───── Stored rows ─────

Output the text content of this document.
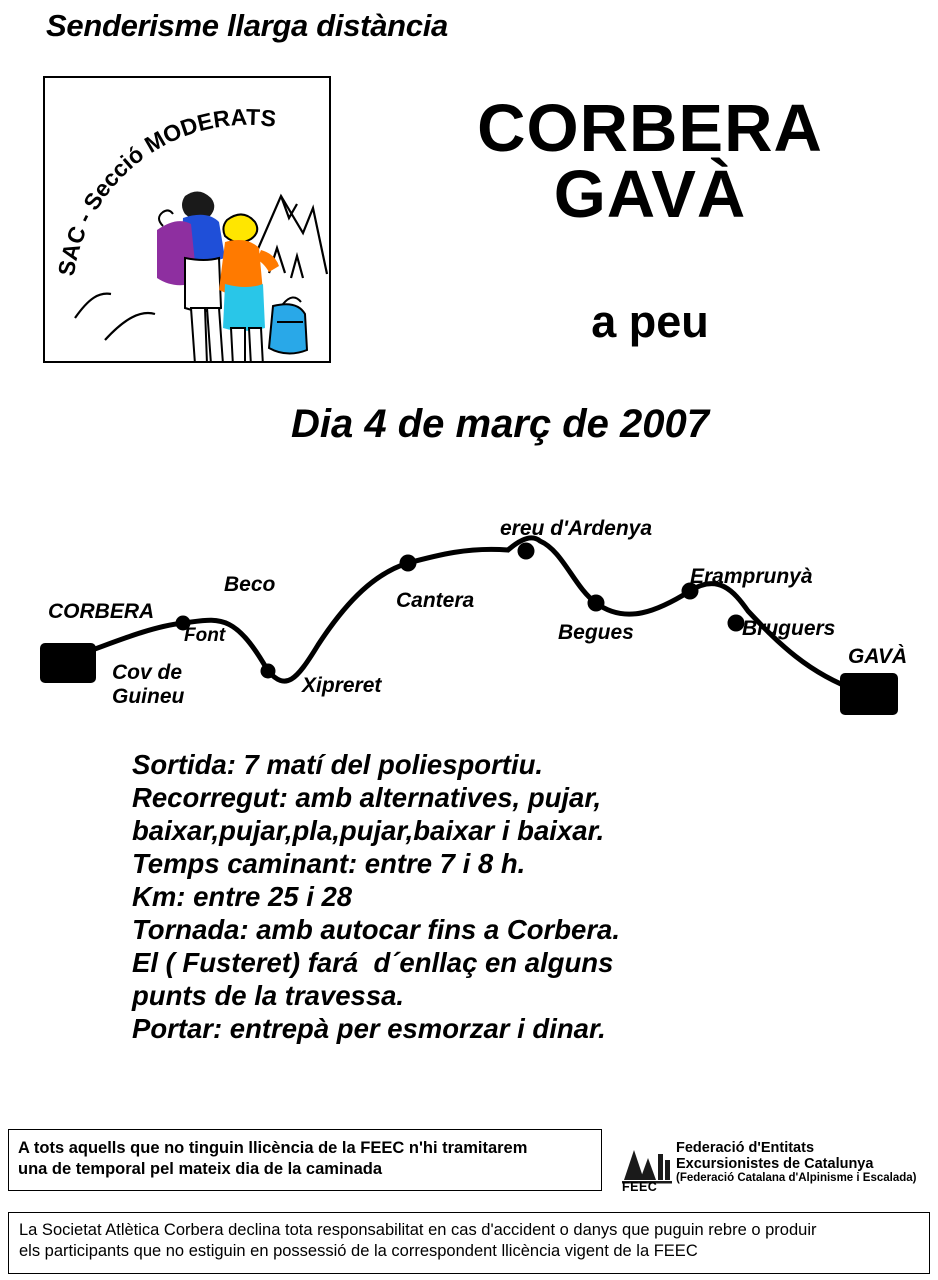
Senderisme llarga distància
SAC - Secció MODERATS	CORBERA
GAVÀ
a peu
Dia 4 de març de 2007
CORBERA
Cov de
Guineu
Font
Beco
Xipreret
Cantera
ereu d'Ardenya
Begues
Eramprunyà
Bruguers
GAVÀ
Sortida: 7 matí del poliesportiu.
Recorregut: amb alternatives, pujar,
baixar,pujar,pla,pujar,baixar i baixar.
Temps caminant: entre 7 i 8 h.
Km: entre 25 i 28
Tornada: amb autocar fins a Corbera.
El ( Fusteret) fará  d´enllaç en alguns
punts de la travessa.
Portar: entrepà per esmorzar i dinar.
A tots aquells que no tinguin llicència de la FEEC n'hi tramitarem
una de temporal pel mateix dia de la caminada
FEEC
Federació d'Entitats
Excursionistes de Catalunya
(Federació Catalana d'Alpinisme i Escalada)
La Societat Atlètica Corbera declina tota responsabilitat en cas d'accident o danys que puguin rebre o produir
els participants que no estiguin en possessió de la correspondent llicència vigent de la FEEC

─────
───── Stored rows ─────

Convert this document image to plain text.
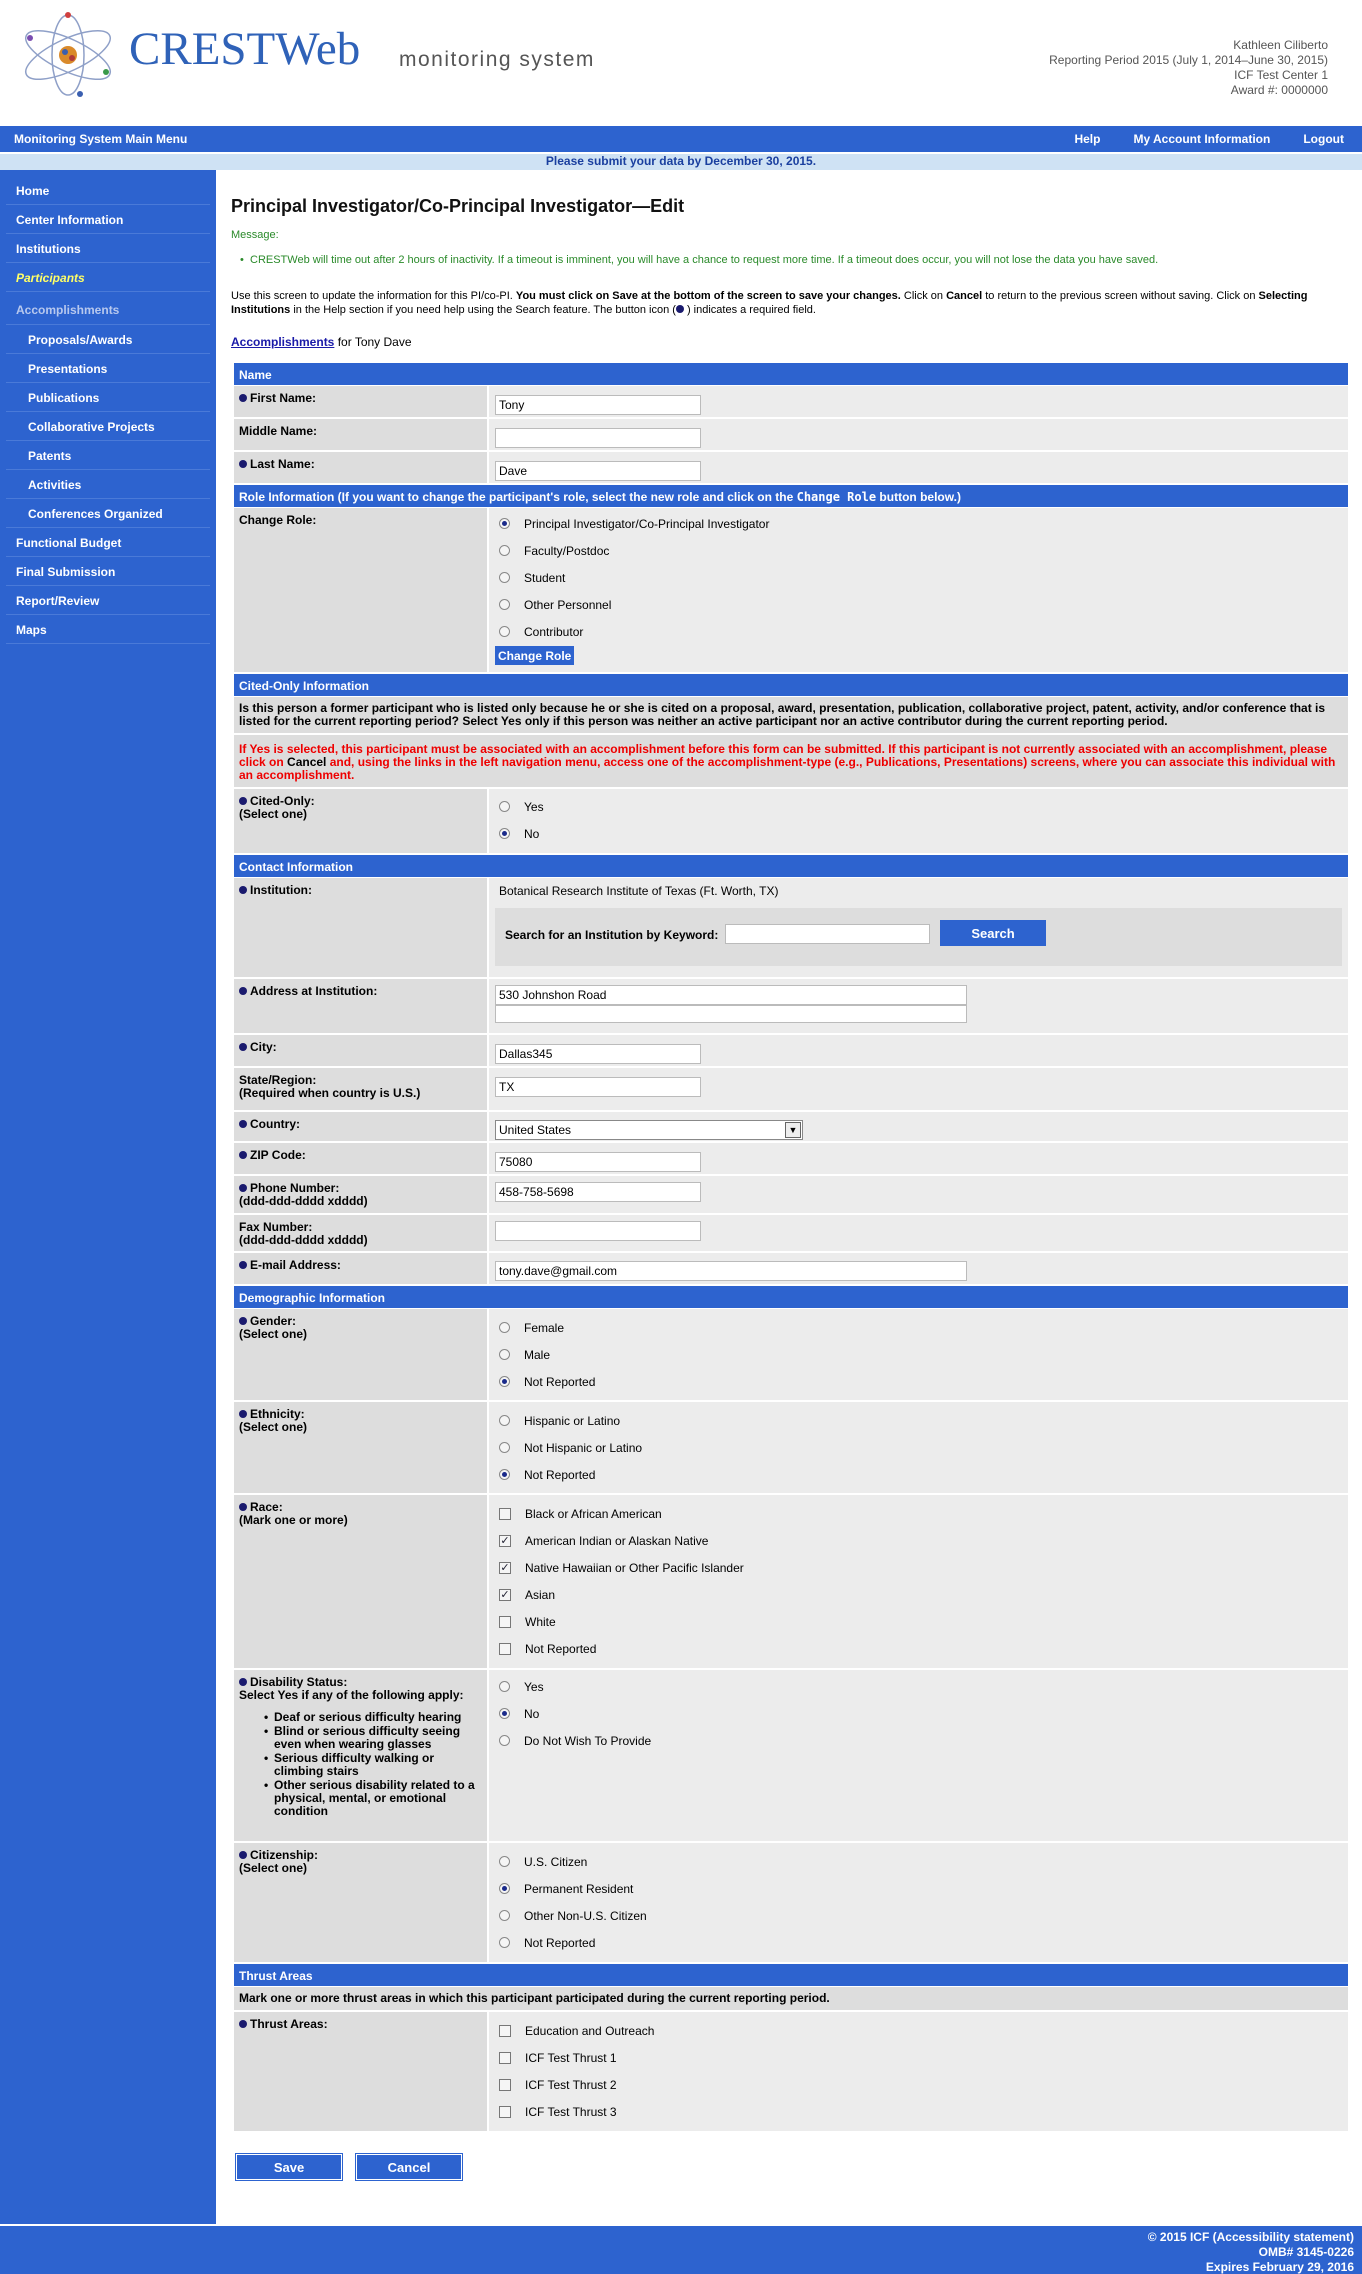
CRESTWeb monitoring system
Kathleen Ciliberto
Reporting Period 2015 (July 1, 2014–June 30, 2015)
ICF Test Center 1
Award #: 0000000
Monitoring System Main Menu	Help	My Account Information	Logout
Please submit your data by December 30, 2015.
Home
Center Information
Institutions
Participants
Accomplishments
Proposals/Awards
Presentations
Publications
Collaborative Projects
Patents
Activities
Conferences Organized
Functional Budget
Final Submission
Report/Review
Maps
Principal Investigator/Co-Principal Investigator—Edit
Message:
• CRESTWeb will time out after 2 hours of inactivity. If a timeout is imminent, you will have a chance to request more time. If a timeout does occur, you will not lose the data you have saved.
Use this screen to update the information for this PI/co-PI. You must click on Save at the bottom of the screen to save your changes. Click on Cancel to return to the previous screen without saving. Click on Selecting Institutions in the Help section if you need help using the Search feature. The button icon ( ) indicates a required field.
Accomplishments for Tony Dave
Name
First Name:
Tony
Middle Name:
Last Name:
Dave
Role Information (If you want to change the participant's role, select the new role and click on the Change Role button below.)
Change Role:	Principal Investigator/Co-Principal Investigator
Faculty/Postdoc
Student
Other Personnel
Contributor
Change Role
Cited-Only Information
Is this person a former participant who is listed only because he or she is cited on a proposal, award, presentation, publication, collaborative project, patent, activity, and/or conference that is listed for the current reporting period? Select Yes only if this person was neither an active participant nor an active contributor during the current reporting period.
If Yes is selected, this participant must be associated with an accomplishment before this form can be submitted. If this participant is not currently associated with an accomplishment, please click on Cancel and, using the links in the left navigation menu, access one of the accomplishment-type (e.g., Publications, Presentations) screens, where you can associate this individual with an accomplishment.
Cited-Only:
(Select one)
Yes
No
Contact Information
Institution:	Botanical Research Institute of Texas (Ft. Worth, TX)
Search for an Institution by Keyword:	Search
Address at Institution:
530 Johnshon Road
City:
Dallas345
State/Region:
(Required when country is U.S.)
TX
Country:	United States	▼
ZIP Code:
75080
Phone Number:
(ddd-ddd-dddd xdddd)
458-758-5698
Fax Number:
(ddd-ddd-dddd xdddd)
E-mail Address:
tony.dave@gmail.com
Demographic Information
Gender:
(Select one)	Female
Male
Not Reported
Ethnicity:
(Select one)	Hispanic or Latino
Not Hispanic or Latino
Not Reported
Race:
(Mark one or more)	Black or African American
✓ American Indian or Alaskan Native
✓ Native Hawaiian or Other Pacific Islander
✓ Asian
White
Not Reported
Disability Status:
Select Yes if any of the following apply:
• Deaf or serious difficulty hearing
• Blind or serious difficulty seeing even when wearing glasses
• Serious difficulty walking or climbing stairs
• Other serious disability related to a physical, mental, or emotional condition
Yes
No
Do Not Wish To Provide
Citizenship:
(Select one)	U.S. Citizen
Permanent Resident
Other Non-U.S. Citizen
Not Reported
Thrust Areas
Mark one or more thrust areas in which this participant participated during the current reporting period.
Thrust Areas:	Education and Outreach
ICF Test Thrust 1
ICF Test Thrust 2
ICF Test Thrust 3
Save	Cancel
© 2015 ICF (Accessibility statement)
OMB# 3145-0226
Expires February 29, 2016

─────

* **The request**: Consider the entries above and return each line with the string "Help".

* **Response to this task**:
Monitoring System Main Menu	Help	My Account Information	Logout
Use this screen to update the information for this PI/co-PI. You must click on Save at the bottom of the screen to save your changes. Click on Cancel to return to the previous screen without saving. Click on Selecting Institutions in the Help section if you need help using the Search feature. The button icon ( ) indicates a required field.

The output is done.